* [Exercise material]:
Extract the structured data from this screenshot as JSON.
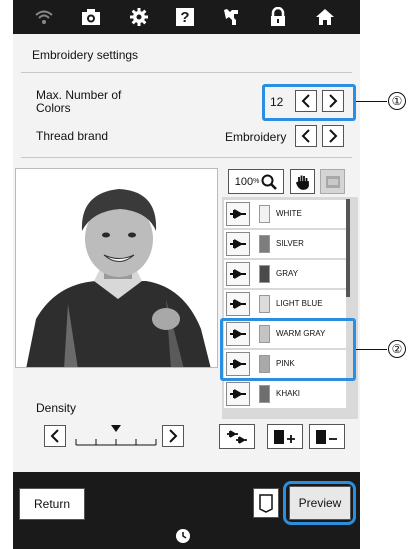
{
  "header": {
    "icons": [
      "wifi-icon",
      "camera-icon",
      "gear-icon",
      "help-icon",
      "sewing-machine-icon",
      "lock-icon",
      "home-icon"
    ],
    "help_glyph": "?"
  },
  "panel": {
    "title": "Embroidery settings"
  },
  "max_colors": {
    "label": "Max. Number of Colors",
    "value": "12"
  },
  "thread_brand": {
    "label": "Thread brand",
    "value": "Embroidery"
  },
  "zoom": {
    "value": "100",
    "unit": "%"
  },
  "threads": [
    {
      "name": "WHITE",
      "color": "#f2f2f2"
    },
    {
      "name": "SILVER",
      "color": "#7d7d7d"
    },
    {
      "name": "GRAY",
      "color": "#4a4a4a"
    },
    {
      "name": "LIGHT BLUE",
      "color": "#dcdcdc"
    },
    {
      "name": "WARM GRAY",
      "color": "#c4c4c4"
    },
    {
      "name": "PINK",
      "color": "#a9a9a9"
    },
    {
      "name": "KHAKI",
      "color": "#6e6e6e"
    }
  ],
  "density": {
    "label": "Density",
    "level_fraction": 0.5
  },
  "callouts": {
    "one": "①",
    "two": "②"
  },
  "footer": {
    "return_label": "Return",
    "preview_label": "Preview"
  },
  "colors": {
    "callout": "#2a8fe0",
    "topbar": "#1a1a1a",
    "panel": "#f3f3f3"
  }
}
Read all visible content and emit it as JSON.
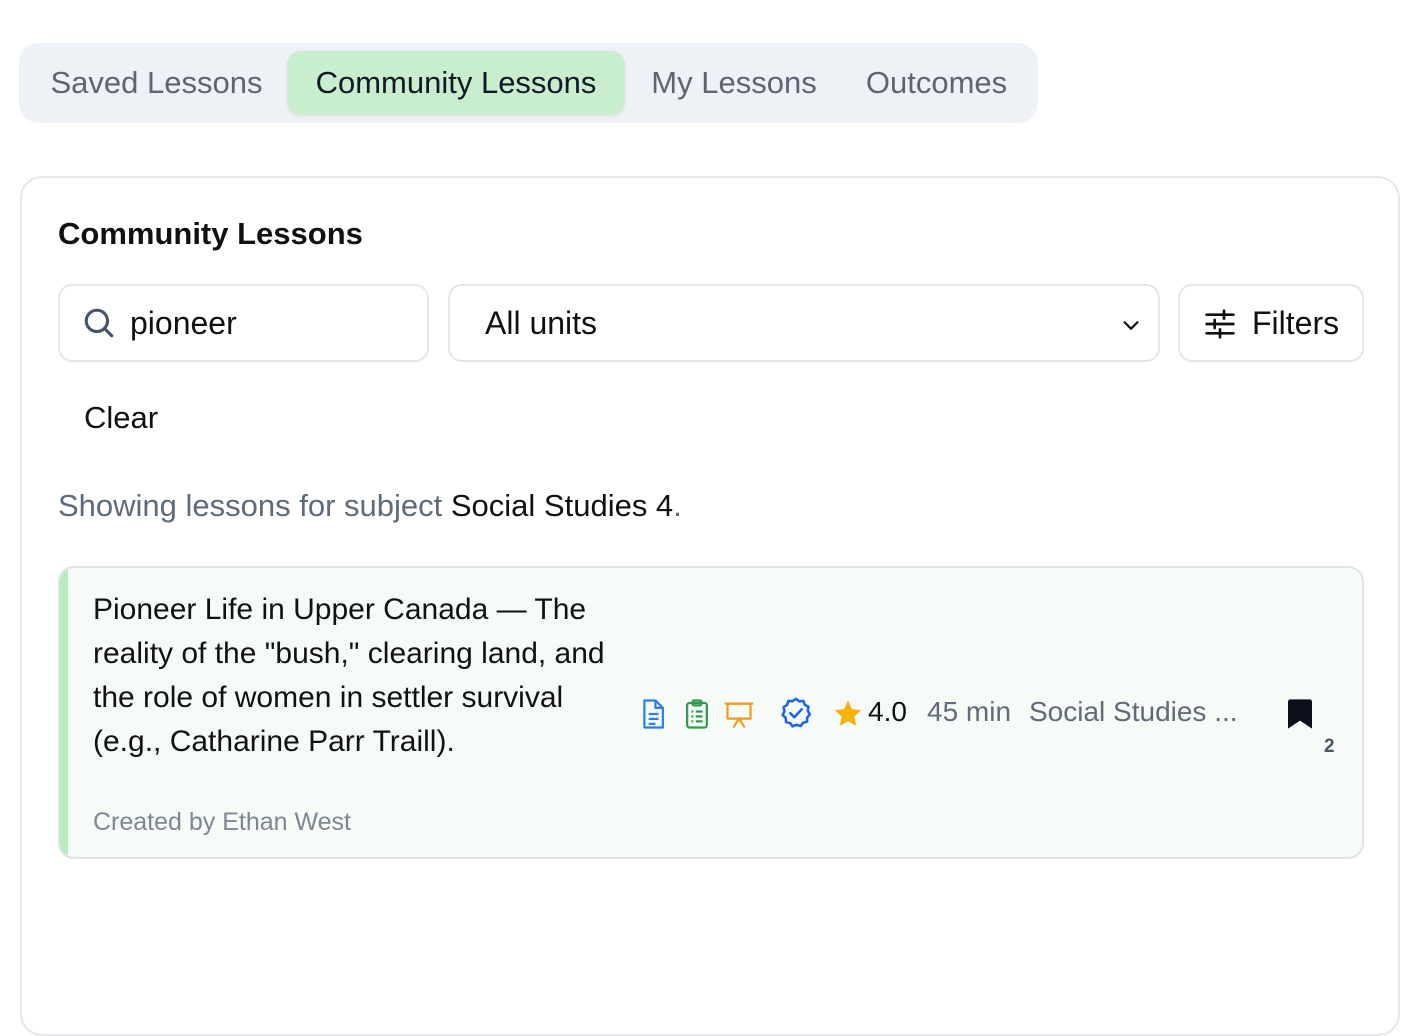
{
  "tabs": [
    {
      "label": "Saved Lessons",
      "active": false
    },
    {
      "label": "Community Lessons",
      "active": true
    },
    {
      "label": "My Lessons",
      "active": false
    },
    {
      "label": "Outcomes",
      "active": false
    }
  ],
  "panel": {
    "title": "Community Lessons",
    "search": {
      "value": "pioneer",
      "icon": "search-icon"
    },
    "unit_select": {
      "selected": "All units",
      "icon": "chevron-down-icon"
    },
    "filters": {
      "label": "Filters",
      "icon": "sliders-icon"
    },
    "clear_label": "Clear",
    "subject_prefix": "Showing lessons for subject ",
    "subject": "Social Studies 4",
    "subject_suffix": "."
  },
  "lessons": [
    {
      "title": "Pioneer Life in Upper Canada — The reality of the \"bush,\" clearing land, and the role of women in settler survival (e.g., Catharine Parr Traill).",
      "author": "Created by Ethan West",
      "icons": [
        "document-icon",
        "clipboard-icon",
        "presentation-icon",
        "verified-badge-icon"
      ],
      "rating": "4.0",
      "duration": "45 min",
      "subject": "Social Studies ...",
      "bookmark_count": "2"
    }
  ],
  "colors": {
    "accent_green": "#c9eecd",
    "document_blue": "#2b7de9",
    "clipboard_green": "#2e9a4c",
    "presentation_orange": "#f29a1d",
    "verified_blue": "#1e63e6",
    "star_yellow": "#f6b30f"
  }
}
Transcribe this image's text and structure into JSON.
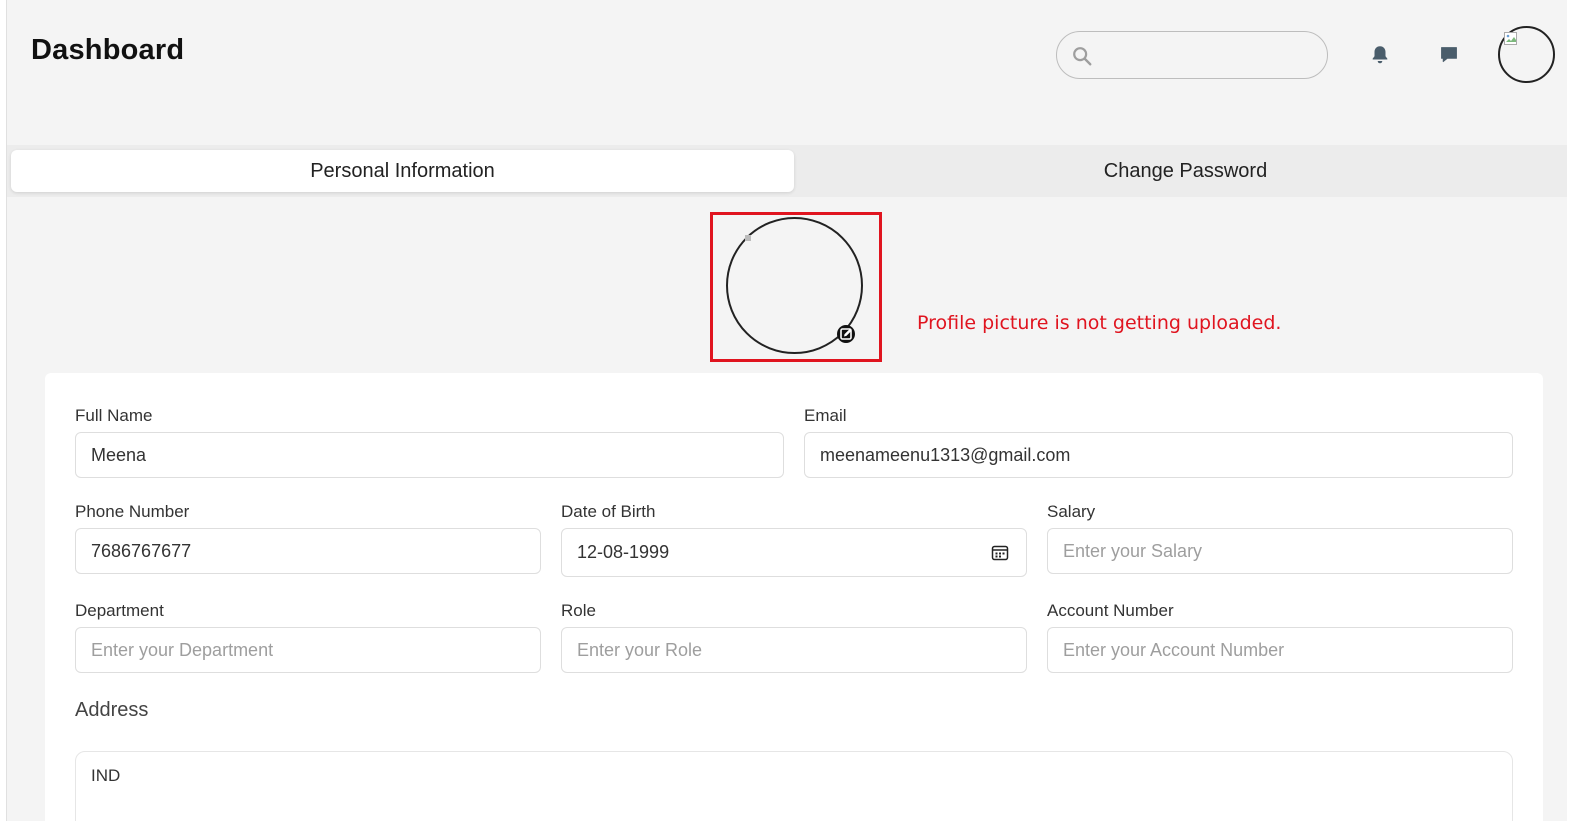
{
  "header": {
    "title": "Dashboard",
    "search_placeholder": ""
  },
  "tabs": [
    {
      "label": "Personal Information",
      "active": true
    },
    {
      "label": "Change Password",
      "active": false
    }
  ],
  "annotation": {
    "text": "Profile picture is not getting uploaded.",
    "color": "#e0141f"
  },
  "form": {
    "full_name": {
      "label": "Full Name",
      "value": "Meena",
      "placeholder": ""
    },
    "email": {
      "label": "Email",
      "value": "meenameenu1313@gmail.com",
      "placeholder": ""
    },
    "phone": {
      "label": "Phone Number",
      "value": "7686767677",
      "placeholder": ""
    },
    "dob": {
      "label": "Date of Birth",
      "value": "12-08-1999",
      "placeholder": ""
    },
    "salary": {
      "label": "Salary",
      "value": "",
      "placeholder": "Enter your Salary"
    },
    "department": {
      "label": "Department",
      "value": "",
      "placeholder": "Enter your Department"
    },
    "role": {
      "label": "Role",
      "value": "",
      "placeholder": "Enter your Role"
    },
    "account_number": {
      "label": "Account Number",
      "value": "",
      "placeholder": "Enter your Account Number"
    },
    "address": {
      "label": "Address",
      "value": "IND"
    }
  },
  "icons": {
    "search": "search-icon",
    "notifications": "bell-icon",
    "messages": "chat-icon",
    "avatar": "avatar",
    "edit_photo": "edit-photo-icon",
    "calendar": "calendar-icon"
  },
  "colors": {
    "background": "#f4f4f4",
    "annotation_red": "#e0141f",
    "icon_slate": "#4a5d6b"
  }
}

* [Given request]:
Quote all the lines above exactly as given. Do not include the pictures.

* [Output below]:
Extract the structured data from this screenshot as JSON.
{
  "header": {
    "icons": [
      "wifi-icon",
      "camera-icon",
      "gear-icon",
      "help-icon",
      "sewing-machine-icon",
      "lock-icon",
      "home-icon"
    ],
    "help_glyph": "?"
  },
  "panel": {
    "title": "Embroidery settings"
  },
  "max_colors": {
    "label": "Max. Number of Colors",
    "value": "12"
  },
  "thread_brand": {
    "label": "Thread brand",
    "value": "Embroidery"
  },
  "zoom": {
    "value": "100",
    "unit": "%"
  },
  "threads": [
    {
      "name": "WHITE",
      "color": "#f2f2f2"
    },
    {
      "name": "SILVER",
      "color": "#7d7d7d"
    },
    {
      "name": "GRAY",
      "color": "#4a4a4a"
    },
    {
      "name": "LIGHT BLUE",
      "color": "#dcdcdc"
    },
    {
      "name": "WARM GRAY",
      "color": "#c4c4c4"
    },
    {
      "name": "PINK",
      "color": "#a9a9a9"
    },
    {
      "name": "KHAKI",
      "color": "#6e6e6e"
    }
  ],
  "density": {
    "label": "Density",
    "level_fraction": 0.5
  },
  "callouts": {
    "one": "①",
    "two": "②"
  },
  "footer": {
    "return_label": "Return",
    "preview_label": "Preview"
  },
  "colors": {
    "callout": "#2a8fe0",
    "topbar": "#1a1a1a",
    "panel": "#f3f3f3"
  }
}
Read all visible content and emit it as JSON.
{
  "tabs": [
    {
      "label": "Saved Lessons",
      "active": false
    },
    {
      "label": "Community Lessons",
      "active": true
    },
    {
      "label": "My Lessons",
      "active": false
    },
    {
      "label": "Outcomes",
      "active": false
    }
  ],
  "panel": {
    "title": "Community Lessons",
    "search": {
      "value": "pioneer",
      "icon": "search-icon"
    },
    "unit_select": {
      "selected": "All units",
      "icon": "chevron-down-icon"
    },
    "filters": {
      "label": "Filters",
      "icon": "sliders-icon"
    },
    "clear_label": "Clear",
    "subject_prefix": "Showing lessons for subject ",
    "subject": "Social Studies 4",
    "subject_suffix": "."
  },
  "lessons": [
    {
      "title": "Pioneer Life in Upper Canada — The reality of the \"bush,\" clearing land, and the role of women in settler survival (e.g., Catharine Parr Traill).",
      "author": "Created by Ethan West",
      "icons": [
        "document-icon",
        "clipboard-icon",
        "presentation-icon",
        "verified-badge-icon"
      ],
      "rating": "4.0",
      "duration": "45 min",
      "subject": "Social Studies ...",
      "bookmark_count": "2"
    }
  ],
  "colors": {
    "accent_green": "#c9eecd",
    "document_blue": "#2b7de9",
    "clipboard_green": "#2e9a4c",
    "presentation_orange": "#f29a1d",
    "verified_blue": "#1e63e6",
    "star_yellow": "#f6b30f"
  }
}
Transcribe this image's text and structure into JSON.
{
  "header": {
    "title": "Dashboard",
    "search_placeholder": ""
  },
  "tabs": [
    {
      "label": "Personal Information",
      "active": true
    },
    {
      "label": "Change Password",
      "active": false
    }
  ],
  "annotation": {
    "text": "Profile picture is not getting uploaded.",
    "color": "#e0141f"
  },
  "form": {
    "full_name": {
      "label": "Full Name",
      "value": "Meena",
      "placeholder": ""
    },
    "email": {
      "label": "Email",
      "value": "meenameenu1313@gmail.com",
      "placeholder": ""
    },
    "phone": {
      "label": "Phone Number",
      "value": "7686767677",
      "placeholder": ""
    },
    "dob": {
      "label": "Date of Birth",
      "value": "12-08-1999",
      "placeholder": ""
    },
    "salary": {
      "label": "Salary",
      "value": "",
      "placeholder": "Enter your Salary"
    },
    "department": {
      "label": "Department",
      "value": "",
      "placeholder": "Enter your Department"
    },
    "role": {
      "label": "Role",
      "value": "",
      "placeholder": "Enter your Role"
    },
    "account_number": {
      "label": "Account Number",
      "value": "",
      "placeholder": "Enter your Account Number"
    },
    "address": {
      "label": "Address",
      "value": "IND"
    }
  },
  "icons": {
    "search": "search-icon",
    "notifications": "bell-icon",
    "messages": "chat-icon",
    "avatar": "avatar",
    "edit_photo": "edit-photo-icon",
    "calendar": "calendar-icon"
  },
  "colors": {
    "background": "#f4f4f4",
    "annotation_red": "#e0141f",
    "icon_slate": "#4a5d6b"
  }
}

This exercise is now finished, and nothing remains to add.